Copy the QEMU reverse-execution thread word for word from "Paul Brook (long" to "in the archives.".

__Reading text__.
▽
On Fri, May 17, 2013 at 5:23 PM, KONRAD Frédéric
<fred.konrad@greensocs.com> wrote:
> On 09/05/2013 19:54, Blue Swirl wrote:
>>
>> On Tue, May 7, 2013 at 6:27 PM, KONRAD Frédéric
>> <fred.konrad@greensocs.com> wrote:
>>>
>>> Hi,
>>>
>>> We are trying to find a way to do reverse execution happen with QEMU.
>>>
>>> Actually, it is possible to debug the guest through the gdbstub, we want
>>> to
>>> make the reverse execution possible with GDB as well.
>>>
>>> How we are trying to make that working (basically without optimisation):
>>>
>>> -QEMU takes regular snapshot of the VM:
>>>     that can be done with the save vm code without optimisation first.
>>>
>>> -When the VM is stopped and GDB requests a reverse-step:
>>>     load the last snapshot and replay to one instruction before the
>>> current
>>> PC.
>>>
>>> There are one issue with that for now (for a basic running reverse
>>> execution):
>>>      -How to stop one instruction before the actual PC.
>>
>> Add a special translation mode for reverse execution where the next PC
>> is checked after each instruction. Alternatively, you could make
>> temporary snapshots during this mode (first 1s intervals, then 0.1s
>> etc) which could be used to find the location. I think this way was
>> discussed briefly earlier in the list, please check the archives.
>>
>
> Hi, thanks for your answer!
>
> I didn't find the discussion in the archive.. Do you have a clue? (Title or
> sender?)

Paul Brook (long time QEMU developer) made a paper about this together
with Daniel Jacobowitz:
http://www.linuxsymposium.org/archives/GCC/Reprints-2007/jacobowitz-reprint.pdf

IIRC Paul also mentioned some techniques on the list at that time but
I couldn't find that in the archives.

Other related discussions:
http://article.gmane.org/gmane.comp.emulators.qemu/88447
http://article.gmane.org/gmane.comp.emulators.qemu/94861
http://article.gmane.org/gmane.comp.emulators.qemu/154572

Also this site contains some overview of reverse debugging:
http://jakob.engbloms.se/archives/1554

>
> For now we tried some other things which are not working very well,
>
> It appeared that the replay is not deterministic even with icount:
>     - the whole icount mechanism is not saved with save_vm (which can be
> achieved by moving qemu_icount to TimerState according to Paolo)
>     - replaying two times the same thing and stopping at a specific
> breakpoint show two differents vmclock, so replaying the
>         same amount of time don't work, and we abandoned this idea.
>
> We tried to count the amount of time tcg_qemu_tb_exec exited with having
> executed some TB and we stopped one before for the replay.
> This is nearly working but:
>     - tcg_qemu_tb_exec exits a little more time during the first replay,
> seems the TB linked list is split dynamically?
△
__Data excerpts__.
▽
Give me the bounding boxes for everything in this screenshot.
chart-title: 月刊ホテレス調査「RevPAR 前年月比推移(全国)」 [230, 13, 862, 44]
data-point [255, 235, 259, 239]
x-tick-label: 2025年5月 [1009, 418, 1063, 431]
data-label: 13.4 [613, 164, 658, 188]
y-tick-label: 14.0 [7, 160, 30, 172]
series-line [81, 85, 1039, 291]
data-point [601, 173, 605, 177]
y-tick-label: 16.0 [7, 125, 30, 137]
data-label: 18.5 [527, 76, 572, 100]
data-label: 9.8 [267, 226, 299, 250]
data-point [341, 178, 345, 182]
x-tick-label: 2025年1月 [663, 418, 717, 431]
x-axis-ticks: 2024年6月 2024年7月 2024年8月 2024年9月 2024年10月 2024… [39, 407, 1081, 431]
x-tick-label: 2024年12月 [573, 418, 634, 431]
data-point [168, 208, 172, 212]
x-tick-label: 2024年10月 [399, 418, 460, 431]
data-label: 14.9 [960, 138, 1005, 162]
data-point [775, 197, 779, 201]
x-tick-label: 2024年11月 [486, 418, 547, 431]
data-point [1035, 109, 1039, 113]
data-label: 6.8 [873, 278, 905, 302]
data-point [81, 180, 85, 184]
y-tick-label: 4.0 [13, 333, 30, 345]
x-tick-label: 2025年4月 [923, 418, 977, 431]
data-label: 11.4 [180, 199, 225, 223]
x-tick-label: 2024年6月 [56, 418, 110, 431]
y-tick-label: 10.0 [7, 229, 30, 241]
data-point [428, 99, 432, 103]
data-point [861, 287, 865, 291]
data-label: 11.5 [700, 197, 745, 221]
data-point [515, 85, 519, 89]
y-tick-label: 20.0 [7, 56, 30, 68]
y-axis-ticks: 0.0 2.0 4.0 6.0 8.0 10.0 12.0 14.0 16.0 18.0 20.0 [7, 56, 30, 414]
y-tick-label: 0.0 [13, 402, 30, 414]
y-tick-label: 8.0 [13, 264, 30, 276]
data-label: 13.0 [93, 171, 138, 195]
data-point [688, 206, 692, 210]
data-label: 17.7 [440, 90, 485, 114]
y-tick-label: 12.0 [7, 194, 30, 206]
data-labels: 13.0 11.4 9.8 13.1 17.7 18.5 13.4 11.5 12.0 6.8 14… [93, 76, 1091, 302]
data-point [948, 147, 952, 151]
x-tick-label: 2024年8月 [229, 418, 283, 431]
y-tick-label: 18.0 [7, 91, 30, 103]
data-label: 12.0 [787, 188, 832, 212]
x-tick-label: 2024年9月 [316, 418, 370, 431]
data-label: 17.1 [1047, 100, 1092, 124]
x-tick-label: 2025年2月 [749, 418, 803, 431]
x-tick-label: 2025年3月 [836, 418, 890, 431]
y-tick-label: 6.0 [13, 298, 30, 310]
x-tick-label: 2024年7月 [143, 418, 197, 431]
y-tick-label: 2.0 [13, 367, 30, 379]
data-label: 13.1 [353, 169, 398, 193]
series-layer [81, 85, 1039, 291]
△
__The output__.
Paul Brook (long time QEMU developer) made a paper about this together
with Daniel Jacobowitz:
http://www.linuxsymposium.org/archives/GCC/Reprints-2007/jacobowitz-reprint.pdf

IIRC Paul also mentioned some techniques on the list at that time but
I couldn't find that in the archives.